> [Goal]:
Using the records provided below, locate and copy each line that contains the word "Benzyna".

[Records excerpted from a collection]
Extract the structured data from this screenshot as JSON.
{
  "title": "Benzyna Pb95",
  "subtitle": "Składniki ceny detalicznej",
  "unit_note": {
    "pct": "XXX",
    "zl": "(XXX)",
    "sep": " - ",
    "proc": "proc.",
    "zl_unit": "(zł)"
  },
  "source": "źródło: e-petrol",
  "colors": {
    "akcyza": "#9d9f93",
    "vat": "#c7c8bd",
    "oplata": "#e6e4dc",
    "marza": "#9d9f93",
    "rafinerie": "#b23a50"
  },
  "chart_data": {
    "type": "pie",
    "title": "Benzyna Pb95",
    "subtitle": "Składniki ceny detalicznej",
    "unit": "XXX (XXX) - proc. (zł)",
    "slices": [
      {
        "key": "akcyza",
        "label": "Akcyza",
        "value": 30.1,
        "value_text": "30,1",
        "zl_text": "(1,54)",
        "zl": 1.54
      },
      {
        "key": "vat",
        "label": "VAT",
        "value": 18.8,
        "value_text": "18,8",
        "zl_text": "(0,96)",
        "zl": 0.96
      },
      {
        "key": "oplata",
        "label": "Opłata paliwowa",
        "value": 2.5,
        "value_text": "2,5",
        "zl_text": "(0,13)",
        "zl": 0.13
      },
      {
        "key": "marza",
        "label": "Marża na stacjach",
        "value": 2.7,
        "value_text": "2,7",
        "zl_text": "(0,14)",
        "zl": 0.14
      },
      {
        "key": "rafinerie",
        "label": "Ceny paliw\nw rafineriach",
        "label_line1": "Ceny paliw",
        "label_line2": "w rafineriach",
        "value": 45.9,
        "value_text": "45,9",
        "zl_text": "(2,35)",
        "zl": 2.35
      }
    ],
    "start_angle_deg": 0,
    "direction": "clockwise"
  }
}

> [Solution to the problem]:
  "title": "Benzyna Pb95",
    "title": "Benzyna Pb95",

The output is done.